[MATERIAL PROVIDED start]

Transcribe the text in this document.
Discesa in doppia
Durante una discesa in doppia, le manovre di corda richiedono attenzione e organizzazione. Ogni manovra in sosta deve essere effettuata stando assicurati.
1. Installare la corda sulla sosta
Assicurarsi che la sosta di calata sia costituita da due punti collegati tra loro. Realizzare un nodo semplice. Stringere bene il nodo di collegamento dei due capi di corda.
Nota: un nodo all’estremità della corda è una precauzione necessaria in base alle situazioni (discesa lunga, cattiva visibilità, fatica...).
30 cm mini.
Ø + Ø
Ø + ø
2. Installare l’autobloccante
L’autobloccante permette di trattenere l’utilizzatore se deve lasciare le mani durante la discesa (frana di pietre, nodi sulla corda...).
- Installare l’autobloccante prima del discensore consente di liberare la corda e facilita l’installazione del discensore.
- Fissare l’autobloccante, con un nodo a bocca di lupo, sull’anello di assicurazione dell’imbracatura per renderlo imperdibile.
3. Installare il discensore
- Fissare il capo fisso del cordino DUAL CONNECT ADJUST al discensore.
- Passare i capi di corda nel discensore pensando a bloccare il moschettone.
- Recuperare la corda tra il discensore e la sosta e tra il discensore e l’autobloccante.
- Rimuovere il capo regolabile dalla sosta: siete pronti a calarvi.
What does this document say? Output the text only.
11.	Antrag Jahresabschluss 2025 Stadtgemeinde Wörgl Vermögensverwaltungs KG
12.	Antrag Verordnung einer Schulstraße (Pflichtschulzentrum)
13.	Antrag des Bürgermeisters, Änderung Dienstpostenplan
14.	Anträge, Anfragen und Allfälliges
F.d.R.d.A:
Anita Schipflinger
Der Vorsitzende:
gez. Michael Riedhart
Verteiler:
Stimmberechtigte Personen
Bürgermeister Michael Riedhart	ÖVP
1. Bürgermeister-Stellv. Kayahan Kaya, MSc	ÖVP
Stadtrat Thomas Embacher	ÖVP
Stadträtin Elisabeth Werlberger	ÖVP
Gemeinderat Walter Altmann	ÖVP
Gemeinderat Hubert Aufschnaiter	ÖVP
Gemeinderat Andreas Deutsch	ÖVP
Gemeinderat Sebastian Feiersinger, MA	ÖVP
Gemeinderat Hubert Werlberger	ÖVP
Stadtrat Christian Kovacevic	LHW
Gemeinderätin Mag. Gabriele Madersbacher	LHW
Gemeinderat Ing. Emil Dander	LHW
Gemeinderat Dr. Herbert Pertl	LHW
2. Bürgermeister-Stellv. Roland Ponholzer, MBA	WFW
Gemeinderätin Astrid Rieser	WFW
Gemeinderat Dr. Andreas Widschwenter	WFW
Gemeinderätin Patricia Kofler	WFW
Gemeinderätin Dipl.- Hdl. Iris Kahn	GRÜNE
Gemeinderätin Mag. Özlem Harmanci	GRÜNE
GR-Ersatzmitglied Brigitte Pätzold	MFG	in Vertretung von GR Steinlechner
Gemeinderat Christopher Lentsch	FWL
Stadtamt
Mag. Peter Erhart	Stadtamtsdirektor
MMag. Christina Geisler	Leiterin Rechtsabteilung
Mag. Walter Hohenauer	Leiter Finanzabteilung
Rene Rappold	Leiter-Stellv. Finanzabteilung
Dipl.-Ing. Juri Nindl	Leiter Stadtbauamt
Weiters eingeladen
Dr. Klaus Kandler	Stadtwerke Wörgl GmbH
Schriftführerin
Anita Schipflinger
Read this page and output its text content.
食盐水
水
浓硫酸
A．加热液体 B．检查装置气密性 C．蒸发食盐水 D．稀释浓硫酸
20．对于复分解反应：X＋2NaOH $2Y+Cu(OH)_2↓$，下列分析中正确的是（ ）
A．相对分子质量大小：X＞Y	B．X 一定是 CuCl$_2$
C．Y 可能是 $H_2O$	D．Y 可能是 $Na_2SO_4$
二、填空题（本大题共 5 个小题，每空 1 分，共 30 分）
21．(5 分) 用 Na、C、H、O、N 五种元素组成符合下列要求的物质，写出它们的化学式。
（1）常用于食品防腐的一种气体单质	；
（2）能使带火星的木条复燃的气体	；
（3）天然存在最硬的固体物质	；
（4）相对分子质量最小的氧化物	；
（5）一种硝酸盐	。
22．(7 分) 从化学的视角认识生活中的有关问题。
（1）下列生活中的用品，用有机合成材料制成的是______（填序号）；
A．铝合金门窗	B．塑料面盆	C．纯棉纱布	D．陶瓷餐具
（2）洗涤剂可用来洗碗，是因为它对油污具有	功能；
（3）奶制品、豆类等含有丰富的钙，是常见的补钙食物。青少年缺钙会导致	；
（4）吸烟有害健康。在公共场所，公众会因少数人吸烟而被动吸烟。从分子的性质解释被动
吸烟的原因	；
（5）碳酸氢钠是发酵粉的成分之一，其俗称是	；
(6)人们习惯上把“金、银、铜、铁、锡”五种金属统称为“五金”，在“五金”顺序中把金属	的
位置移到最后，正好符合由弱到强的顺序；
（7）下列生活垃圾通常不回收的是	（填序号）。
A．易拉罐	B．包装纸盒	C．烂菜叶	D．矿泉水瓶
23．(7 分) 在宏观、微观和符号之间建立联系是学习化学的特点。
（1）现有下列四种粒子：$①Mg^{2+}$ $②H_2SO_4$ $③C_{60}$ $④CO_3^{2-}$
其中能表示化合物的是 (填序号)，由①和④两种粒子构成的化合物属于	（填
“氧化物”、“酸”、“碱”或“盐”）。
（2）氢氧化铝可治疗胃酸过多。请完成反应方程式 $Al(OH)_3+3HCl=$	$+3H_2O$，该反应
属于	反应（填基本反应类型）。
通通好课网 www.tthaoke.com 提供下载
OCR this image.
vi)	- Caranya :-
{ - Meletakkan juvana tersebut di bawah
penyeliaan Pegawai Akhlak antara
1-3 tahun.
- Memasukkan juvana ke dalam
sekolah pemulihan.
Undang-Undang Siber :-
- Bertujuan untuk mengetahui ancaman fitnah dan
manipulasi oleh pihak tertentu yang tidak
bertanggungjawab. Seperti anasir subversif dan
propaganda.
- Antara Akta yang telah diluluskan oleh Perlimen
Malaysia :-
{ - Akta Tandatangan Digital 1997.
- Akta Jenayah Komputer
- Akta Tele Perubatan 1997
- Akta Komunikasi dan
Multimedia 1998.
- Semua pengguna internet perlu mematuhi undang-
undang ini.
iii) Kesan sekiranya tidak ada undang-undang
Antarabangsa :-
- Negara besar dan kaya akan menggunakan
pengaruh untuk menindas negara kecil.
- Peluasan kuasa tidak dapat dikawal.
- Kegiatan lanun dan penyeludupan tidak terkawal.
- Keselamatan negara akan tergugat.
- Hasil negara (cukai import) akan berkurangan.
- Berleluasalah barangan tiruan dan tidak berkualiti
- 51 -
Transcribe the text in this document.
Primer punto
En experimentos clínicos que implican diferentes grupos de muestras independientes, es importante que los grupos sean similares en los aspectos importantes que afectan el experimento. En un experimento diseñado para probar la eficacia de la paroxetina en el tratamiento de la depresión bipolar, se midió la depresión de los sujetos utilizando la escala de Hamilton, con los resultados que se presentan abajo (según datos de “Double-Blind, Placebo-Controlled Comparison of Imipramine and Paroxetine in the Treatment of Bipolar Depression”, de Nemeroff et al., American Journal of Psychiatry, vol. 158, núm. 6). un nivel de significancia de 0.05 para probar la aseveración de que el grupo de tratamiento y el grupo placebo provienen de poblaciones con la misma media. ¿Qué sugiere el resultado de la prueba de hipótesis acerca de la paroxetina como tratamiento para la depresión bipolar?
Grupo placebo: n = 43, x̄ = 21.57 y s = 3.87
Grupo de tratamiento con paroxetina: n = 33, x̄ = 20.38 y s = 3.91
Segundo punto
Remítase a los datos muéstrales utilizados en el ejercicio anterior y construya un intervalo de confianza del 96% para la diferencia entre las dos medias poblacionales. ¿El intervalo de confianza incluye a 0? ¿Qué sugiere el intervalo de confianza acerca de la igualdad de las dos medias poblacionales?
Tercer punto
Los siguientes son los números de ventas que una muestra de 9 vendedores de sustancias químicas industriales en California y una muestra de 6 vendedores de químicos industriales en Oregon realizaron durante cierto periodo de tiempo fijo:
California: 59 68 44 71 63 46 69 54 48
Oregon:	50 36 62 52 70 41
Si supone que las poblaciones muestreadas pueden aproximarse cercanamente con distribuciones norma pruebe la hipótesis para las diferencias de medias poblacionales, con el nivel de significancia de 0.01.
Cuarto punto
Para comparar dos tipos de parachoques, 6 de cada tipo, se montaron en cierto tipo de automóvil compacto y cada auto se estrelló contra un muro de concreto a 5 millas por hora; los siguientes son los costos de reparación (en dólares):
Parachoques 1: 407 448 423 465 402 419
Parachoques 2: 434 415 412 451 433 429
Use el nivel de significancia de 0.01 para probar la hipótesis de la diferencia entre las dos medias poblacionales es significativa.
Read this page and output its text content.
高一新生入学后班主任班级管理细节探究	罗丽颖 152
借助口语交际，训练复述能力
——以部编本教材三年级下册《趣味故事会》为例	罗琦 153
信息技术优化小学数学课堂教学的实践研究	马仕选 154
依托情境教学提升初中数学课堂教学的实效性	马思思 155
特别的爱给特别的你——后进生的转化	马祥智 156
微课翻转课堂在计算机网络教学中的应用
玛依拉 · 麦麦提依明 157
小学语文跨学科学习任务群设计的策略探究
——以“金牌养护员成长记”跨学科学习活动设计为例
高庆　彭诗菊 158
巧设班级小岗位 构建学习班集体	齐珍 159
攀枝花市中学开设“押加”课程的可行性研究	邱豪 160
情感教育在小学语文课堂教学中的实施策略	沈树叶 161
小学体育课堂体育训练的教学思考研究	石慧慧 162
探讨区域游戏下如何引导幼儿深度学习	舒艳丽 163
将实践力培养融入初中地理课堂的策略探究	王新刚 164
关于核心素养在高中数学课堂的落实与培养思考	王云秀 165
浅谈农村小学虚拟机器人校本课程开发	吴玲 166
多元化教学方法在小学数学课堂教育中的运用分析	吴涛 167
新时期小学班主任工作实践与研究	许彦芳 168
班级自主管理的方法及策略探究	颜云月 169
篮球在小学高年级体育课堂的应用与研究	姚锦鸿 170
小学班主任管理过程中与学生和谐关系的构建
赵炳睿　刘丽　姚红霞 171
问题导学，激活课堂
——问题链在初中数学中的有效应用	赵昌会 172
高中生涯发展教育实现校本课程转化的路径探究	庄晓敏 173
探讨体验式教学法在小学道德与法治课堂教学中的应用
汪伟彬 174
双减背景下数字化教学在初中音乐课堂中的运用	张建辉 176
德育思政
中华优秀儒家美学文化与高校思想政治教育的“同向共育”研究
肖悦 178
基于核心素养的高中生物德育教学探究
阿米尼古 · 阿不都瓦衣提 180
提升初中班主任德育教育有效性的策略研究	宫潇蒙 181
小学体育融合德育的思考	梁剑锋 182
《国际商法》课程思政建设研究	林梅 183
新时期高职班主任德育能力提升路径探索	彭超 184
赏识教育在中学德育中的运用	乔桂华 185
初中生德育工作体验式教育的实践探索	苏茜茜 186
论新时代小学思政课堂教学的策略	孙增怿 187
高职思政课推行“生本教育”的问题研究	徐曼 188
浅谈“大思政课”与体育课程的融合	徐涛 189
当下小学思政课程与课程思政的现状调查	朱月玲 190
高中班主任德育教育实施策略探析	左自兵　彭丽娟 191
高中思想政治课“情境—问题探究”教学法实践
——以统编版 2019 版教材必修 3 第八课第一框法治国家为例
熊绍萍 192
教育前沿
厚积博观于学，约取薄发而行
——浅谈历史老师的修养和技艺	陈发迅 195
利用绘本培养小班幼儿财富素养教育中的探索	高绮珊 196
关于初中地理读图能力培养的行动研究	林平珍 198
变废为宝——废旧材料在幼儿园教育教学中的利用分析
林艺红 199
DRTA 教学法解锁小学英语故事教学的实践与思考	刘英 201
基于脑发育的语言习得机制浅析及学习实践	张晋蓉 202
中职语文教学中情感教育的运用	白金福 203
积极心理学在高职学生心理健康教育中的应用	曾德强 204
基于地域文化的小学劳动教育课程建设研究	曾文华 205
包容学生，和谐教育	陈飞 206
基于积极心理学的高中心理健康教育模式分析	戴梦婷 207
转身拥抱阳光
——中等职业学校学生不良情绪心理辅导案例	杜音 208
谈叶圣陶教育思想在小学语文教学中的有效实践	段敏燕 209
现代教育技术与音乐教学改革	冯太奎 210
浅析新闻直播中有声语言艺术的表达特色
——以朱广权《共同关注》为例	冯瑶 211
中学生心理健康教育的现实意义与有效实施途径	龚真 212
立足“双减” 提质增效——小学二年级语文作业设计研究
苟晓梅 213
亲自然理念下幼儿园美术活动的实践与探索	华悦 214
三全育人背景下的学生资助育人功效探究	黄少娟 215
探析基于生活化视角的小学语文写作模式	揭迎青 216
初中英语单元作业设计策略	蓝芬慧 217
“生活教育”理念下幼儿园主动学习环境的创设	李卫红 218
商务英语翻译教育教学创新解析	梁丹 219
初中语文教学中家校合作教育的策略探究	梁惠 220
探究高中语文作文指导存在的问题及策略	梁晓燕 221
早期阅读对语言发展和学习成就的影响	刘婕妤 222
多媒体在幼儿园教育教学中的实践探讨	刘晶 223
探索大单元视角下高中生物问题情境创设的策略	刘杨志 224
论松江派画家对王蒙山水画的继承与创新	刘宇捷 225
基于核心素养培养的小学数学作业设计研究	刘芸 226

[MATERIAL PROVIDED end]

STATED TASK — Tally the lines of the data that hold the string "Antrag". Answer with the number and nothing more.

SOLUTION FOR THIS PROBLEM — 3